_INPUT DATA_
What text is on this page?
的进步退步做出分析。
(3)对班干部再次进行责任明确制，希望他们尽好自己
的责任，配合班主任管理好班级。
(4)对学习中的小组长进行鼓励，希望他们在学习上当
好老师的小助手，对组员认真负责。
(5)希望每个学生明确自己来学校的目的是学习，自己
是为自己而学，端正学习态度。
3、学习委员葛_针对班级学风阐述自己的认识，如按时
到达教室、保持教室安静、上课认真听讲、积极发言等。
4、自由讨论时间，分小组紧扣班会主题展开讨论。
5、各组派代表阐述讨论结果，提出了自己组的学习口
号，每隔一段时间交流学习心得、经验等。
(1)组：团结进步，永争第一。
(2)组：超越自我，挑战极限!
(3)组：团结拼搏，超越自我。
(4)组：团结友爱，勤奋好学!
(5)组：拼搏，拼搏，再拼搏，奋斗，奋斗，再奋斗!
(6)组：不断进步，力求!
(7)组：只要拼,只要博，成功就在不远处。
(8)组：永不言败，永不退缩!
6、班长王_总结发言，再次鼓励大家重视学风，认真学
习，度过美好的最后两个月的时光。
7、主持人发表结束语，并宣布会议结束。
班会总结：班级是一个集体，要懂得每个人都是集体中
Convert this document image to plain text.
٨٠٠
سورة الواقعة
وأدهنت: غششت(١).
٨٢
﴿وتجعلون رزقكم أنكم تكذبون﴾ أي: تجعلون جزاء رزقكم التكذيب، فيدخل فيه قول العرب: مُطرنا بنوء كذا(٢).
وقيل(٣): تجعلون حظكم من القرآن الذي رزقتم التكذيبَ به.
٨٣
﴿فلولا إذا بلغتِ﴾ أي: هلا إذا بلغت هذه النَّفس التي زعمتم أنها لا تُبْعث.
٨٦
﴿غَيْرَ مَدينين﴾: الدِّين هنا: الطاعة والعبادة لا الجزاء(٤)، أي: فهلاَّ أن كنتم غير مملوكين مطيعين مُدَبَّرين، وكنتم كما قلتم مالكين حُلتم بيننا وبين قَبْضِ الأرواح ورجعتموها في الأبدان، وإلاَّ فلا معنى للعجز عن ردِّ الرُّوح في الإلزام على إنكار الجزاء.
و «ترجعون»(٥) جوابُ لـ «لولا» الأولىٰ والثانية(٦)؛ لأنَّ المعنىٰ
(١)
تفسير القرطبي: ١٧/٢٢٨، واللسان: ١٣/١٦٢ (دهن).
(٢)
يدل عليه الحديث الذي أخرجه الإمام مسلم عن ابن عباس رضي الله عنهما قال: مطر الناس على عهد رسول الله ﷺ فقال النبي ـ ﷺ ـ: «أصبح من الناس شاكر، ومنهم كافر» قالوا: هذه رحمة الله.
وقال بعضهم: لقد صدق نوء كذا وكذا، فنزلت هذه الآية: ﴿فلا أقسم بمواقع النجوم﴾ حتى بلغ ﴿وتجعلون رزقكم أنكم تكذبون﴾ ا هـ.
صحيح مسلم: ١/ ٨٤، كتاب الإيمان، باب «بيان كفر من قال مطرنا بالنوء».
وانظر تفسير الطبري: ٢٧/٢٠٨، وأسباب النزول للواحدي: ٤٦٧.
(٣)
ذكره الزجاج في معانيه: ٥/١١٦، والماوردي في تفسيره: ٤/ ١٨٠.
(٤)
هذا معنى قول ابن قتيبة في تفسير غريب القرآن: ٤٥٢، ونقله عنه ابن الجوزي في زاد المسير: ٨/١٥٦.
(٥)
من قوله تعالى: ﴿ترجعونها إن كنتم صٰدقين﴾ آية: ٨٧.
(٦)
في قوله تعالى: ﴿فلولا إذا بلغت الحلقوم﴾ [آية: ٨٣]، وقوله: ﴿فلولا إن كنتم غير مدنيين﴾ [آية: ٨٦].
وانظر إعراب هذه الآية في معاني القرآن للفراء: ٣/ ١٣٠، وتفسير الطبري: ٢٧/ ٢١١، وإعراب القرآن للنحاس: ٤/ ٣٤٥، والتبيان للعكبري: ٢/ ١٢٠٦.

_YOUR GOAL_
Filter the entries down to the lines with the word "وانظر" in them.

_SOLUTION TO THE EXERCISE_
وانظر تفسير الطبري: ٢٧/٢٠٨، وأسباب النزول للواحدي: ٤٦٧.
وانظر إعراب هذه الآية في معاني القرآن للفراء: ٣/ ١٣٠، وتفسير الطبري: ٢٧/ ٢١١، وإعراب القرآن للنحاس: ٤/ ٣٤٥، والتبيان للعكبري: ٢/ ١٢٠٦.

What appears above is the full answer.